YOUR OBJECTIVE:
Can you restate the records below word for word?

SOURCE DATA:
---------------
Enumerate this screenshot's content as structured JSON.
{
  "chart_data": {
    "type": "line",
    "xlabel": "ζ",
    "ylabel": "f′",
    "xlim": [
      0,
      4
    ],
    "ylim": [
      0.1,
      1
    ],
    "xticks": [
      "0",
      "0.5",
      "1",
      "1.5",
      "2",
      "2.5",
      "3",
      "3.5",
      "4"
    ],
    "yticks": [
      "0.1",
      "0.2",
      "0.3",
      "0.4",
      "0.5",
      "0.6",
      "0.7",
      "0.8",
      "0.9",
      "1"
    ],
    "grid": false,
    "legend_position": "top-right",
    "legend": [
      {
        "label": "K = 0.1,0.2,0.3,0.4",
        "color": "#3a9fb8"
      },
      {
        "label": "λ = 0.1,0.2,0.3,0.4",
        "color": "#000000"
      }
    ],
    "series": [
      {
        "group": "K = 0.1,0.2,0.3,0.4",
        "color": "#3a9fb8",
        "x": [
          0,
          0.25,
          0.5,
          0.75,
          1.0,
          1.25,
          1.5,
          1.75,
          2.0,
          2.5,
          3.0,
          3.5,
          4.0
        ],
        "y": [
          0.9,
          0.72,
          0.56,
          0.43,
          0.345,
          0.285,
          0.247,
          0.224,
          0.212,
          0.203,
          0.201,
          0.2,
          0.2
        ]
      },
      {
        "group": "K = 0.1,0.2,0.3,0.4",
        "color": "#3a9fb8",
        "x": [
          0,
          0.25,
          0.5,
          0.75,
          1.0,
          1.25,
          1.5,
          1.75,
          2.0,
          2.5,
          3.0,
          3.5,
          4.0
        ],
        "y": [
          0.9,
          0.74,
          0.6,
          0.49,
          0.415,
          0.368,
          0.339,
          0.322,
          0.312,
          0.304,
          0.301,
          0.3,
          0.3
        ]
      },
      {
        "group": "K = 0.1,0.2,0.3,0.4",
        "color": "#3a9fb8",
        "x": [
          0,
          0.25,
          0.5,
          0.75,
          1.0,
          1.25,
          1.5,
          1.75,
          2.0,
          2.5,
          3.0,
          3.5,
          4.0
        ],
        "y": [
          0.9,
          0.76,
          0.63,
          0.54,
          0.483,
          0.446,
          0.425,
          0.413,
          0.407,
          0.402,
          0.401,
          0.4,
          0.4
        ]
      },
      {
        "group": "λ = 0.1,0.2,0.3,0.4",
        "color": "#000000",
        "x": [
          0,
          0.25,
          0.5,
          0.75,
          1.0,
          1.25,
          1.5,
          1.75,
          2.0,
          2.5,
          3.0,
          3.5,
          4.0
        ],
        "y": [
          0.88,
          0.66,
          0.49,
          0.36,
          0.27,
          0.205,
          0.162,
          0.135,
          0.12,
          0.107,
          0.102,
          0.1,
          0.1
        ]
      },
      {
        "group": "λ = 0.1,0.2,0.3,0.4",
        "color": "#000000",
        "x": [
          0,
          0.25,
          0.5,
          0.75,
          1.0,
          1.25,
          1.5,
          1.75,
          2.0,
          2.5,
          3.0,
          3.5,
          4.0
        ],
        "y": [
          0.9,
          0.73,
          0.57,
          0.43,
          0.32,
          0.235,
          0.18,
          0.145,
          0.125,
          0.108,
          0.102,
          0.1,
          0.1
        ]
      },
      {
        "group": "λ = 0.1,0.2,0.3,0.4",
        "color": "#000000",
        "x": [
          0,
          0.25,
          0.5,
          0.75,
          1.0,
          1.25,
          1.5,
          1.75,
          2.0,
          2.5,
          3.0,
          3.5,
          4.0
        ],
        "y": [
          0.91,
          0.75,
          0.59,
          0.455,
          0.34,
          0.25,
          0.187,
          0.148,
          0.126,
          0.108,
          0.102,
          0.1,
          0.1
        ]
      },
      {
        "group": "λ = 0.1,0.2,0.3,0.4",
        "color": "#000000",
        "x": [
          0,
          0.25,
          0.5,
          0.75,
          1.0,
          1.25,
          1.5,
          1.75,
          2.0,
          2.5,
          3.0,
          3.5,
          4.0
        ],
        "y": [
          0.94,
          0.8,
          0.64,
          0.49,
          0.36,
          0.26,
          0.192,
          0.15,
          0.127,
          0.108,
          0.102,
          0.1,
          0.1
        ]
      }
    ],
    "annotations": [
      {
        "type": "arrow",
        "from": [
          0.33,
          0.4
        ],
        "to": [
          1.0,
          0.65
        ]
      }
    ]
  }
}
---------------
TASK OUTPUT:
Enumerate this screenshot's content as structured JSON.
{
  "chart_data": {
    "type": "line",
    "xlabel": "ζ",
    "ylabel": "f′",
    "xlim": [
      0,
      4
    ],
    "ylim": [
      0.1,
      1
    ],
    "xticks": [
      "0",
      "0.5",
      "1",
      "1.5",
      "2",
      "2.5",
      "3",
      "3.5",
      "4"
    ],
    "yticks": [
      "0.1",
      "0.2",
      "0.3",
      "0.4",
      "0.5",
      "0.6",
      "0.7",
      "0.8",
      "0.9",
      "1"
    ],
    "grid": false,
    "legend_position": "top-right",
    "legend": [
      {
        "label": "K = 0.1,0.2,0.3,0.4",
        "color": "#3a9fb8"
      },
      {
        "label": "λ = 0.1,0.2,0.3,0.4",
        "color": "#000000"
      }
    ],
    "series": [
      {
        "group": "K = 0.1,0.2,0.3,0.4",
        "color": "#3a9fb8",
        "x": [
          0,
          0.25,
          0.5,
          0.75,
          1.0,
          1.25,
          1.5,
          1.75,
          2.0,
          2.5,
          3.0,
          3.5,
          4.0
        ],
        "y": [
          0.9,
          0.72,
          0.56,
          0.43,
          0.345,
          0.285,
          0.247,
          0.224,
          0.212,
          0.203,
          0.201,
          0.2,
          0.2
        ]
      },
      {
        "group": "K = 0.1,0.2,0.3,0.4",
        "color": "#3a9fb8",
        "x": [
          0,
          0.25,
          0.5,
          0.75,
          1.0,
          1.25,
          1.5,
          1.75,
          2.0,
          2.5,
          3.0,
          3.5,
          4.0
        ],
        "y": [
          0.9,
          0.74,
          0.6,
          0.49,
          0.415,
          0.368,
          0.339,
          0.322,
          0.312,
          0.304,
          0.301,
          0.3,
          0.3
        ]
      },
      {
        "group": "K = 0.1,0.2,0.3,0.4",
        "color": "#3a9fb8",
        "x": [
          0,
          0.25,
          0.5,
          0.75,
          1.0,
          1.25,
          1.5,
          1.75,
          2.0,
          2.5,
          3.0,
          3.5,
          4.0
        ],
        "y": [
          0.9,
          0.76,
          0.63,
          0.54,
          0.483,
          0.446,
          0.425,
          0.413,
          0.407,
          0.402,
          0.401,
          0.4,
          0.4
        ]
      },
      {
        "group": "λ = 0.1,0.2,0.3,0.4",
        "color": "#000000",
        "x": [
          0,
          0.25,
          0.5,
          0.75,
          1.0,
          1.25,
          1.5,
          1.75,
          2.0,
          2.5,
          3.0,
          3.5,
          4.0
        ],
        "y": [
          0.88,
          0.66,
          0.49,
          0.36,
          0.27,
          0.205,
          0.162,
          0.135,
          0.12,
          0.107,
          0.102,
          0.1,
          0.1
        ]
      },
      {
        "group": "λ = 0.1,0.2,0.3,0.4",
        "color": "#000000",
        "x": [
          0,
          0.25,
          0.5,
          0.75,
          1.0,
          1.25,
          1.5,
          1.75,
          2.0,
          2.5,
          3.0,
          3.5,
          4.0
        ],
        "y": [
          0.9,
          0.73,
          0.57,
          0.43,
          0.32,
          0.235,
          0.18,
          0.145,
          0.125,
          0.108,
          0.102,
          0.1,
          0.1
        ]
      },
      {
        "group": "λ = 0.1,0.2,0.3,0.4",
        "color": "#000000",
        "x": [
          0,
          0.25,
          0.5,
          0.75,
          1.0,
          1.25,
          1.5,
          1.75,
          2.0,
          2.5,
          3.0,
          3.5,
          4.0
        ],
        "y": [
          0.91,
          0.75,
          0.59,
          0.455,
          0.34,
          0.25,
          0.187,
          0.148,
          0.126,
          0.108,
          0.102,
          0.1,
          0.1
        ]
      },
      {
        "group": "λ = 0.1,0.2,0.3,0.4",
        "color": "#000000",
        "x": [
          0,
          0.25,
          0.5,
          0.75,
          1.0,
          1.25,
          1.5,
          1.75,
          2.0,
          2.5,
          3.0,
          3.5,
          4.0
        ],
        "y": [
          0.94,
          0.8,
          0.64,
          0.49,
          0.36,
          0.26,
          0.192,
          0.15,
          0.127,
          0.108,
          0.102,
          0.1,
          0.1
        ]
      }
    ],
    "annotations": [
      {
        "type": "arrow",
        "from": [
          0.33,
          0.4
        ],
        "to": [
          1.0,
          0.65
        ]
      }
    ]
  }
}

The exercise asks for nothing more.